■ Exercise directions ■
Every line with the string "Checkout" should be gathered.

■ Data records ■
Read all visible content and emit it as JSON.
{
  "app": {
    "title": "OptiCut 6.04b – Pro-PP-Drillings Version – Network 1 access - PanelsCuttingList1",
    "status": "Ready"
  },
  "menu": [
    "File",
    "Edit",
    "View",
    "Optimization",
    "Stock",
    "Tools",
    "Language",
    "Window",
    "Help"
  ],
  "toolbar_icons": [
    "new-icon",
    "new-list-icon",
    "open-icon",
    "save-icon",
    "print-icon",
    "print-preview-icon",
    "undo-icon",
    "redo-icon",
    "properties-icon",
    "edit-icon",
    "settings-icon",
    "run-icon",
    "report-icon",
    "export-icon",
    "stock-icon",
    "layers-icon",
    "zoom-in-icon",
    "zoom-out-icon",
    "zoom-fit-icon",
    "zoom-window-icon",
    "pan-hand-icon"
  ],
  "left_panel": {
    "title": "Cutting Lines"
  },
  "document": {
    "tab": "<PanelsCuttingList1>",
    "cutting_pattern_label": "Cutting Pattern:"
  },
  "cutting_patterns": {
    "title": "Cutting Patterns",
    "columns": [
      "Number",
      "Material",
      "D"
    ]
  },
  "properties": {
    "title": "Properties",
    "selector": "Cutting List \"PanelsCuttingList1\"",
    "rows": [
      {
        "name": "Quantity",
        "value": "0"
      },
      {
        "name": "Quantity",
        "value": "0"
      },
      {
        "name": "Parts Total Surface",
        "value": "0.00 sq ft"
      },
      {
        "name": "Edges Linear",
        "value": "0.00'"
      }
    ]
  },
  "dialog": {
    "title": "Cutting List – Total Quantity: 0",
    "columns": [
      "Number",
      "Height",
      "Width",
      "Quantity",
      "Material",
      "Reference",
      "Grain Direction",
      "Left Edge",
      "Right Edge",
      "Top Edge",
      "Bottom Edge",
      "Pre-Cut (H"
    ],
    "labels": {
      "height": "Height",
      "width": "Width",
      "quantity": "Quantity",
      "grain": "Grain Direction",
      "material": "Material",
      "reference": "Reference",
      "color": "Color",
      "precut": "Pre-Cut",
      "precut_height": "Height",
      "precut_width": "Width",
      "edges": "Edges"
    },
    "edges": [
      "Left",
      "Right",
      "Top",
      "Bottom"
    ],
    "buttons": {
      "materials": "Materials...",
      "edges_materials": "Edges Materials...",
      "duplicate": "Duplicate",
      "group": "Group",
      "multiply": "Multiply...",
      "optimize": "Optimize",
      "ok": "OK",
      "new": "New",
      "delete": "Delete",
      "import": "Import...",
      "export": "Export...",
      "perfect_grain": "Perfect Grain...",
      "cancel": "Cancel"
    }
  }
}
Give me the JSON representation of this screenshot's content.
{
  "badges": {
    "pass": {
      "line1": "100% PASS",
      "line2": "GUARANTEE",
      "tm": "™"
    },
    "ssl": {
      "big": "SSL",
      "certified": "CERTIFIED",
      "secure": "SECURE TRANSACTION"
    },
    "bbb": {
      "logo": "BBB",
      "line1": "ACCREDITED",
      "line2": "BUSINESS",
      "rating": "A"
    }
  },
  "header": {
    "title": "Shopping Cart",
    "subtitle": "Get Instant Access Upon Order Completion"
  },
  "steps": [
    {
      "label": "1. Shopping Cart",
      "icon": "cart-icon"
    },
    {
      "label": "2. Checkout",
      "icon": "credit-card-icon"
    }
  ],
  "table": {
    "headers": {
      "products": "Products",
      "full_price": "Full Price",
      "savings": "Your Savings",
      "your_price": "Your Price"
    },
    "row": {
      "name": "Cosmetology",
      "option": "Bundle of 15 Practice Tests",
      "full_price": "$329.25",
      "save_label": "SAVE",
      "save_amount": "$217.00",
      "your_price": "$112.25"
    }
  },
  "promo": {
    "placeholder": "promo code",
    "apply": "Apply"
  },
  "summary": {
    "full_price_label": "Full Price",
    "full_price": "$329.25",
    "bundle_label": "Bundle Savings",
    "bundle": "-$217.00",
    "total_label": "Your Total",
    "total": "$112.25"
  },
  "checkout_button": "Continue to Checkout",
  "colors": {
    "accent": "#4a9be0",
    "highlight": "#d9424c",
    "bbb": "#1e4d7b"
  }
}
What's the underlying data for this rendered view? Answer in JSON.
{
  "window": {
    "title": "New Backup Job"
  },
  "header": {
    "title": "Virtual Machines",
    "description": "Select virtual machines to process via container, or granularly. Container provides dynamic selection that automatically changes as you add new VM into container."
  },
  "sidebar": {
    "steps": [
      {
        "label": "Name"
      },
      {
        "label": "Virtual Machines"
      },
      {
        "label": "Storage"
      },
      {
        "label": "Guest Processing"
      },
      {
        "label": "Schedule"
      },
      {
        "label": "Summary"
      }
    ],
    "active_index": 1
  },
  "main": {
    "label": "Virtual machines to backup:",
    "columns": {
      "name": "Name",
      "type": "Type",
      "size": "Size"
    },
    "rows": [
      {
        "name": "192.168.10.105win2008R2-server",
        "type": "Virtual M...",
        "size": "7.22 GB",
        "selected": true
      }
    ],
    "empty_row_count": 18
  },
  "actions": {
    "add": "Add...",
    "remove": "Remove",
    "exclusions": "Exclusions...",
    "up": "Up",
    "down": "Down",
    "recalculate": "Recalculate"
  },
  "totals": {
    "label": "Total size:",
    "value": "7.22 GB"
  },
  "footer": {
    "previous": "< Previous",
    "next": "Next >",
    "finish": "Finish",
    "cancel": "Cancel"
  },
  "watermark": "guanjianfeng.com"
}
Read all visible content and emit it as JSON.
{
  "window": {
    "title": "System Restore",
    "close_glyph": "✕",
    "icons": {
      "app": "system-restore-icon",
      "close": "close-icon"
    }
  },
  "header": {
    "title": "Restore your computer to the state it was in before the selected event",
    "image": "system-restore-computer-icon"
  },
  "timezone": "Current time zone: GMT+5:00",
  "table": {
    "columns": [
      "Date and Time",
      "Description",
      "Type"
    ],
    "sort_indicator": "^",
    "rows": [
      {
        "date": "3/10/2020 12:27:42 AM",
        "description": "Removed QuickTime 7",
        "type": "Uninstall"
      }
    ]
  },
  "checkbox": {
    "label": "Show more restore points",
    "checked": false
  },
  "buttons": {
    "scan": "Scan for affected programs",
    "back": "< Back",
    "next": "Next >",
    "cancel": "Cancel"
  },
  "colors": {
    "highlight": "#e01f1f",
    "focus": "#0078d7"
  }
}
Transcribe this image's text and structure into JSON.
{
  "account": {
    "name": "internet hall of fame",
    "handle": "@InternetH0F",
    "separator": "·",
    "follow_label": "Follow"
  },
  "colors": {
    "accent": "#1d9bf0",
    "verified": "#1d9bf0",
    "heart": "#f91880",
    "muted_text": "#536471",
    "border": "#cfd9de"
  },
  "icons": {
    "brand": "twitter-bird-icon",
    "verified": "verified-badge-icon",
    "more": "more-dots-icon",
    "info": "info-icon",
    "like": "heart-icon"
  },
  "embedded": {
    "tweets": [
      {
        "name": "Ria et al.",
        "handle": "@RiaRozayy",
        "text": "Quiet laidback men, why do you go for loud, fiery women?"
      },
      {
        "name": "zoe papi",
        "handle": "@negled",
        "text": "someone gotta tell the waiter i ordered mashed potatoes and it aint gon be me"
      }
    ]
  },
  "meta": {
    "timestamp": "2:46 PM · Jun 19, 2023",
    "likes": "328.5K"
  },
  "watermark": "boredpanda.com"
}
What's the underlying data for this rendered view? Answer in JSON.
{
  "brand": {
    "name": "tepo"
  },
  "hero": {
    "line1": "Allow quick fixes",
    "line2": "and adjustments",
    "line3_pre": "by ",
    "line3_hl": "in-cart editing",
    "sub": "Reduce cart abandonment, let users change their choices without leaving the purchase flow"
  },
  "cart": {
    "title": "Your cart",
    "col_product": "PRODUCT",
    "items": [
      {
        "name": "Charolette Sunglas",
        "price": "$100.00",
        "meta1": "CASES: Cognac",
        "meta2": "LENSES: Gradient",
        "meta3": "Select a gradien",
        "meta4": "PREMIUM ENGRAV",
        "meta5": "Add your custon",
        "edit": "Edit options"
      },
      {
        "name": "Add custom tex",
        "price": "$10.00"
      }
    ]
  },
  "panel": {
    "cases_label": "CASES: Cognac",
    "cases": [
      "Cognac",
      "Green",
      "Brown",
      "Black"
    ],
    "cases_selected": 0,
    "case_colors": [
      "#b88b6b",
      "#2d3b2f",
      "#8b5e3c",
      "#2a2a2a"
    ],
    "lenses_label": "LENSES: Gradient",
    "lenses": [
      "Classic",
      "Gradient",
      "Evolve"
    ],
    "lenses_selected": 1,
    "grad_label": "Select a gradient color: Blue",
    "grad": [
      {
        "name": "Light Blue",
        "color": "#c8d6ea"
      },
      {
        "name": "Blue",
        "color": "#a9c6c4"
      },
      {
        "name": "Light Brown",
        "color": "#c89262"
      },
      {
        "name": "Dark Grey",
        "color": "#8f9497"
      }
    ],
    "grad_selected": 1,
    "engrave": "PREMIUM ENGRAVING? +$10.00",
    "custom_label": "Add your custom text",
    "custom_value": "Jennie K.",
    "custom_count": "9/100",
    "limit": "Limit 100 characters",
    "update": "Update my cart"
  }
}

■ In response ■
      "label": "2. Checkout",
  "checkout_button": "Continue to Checkout",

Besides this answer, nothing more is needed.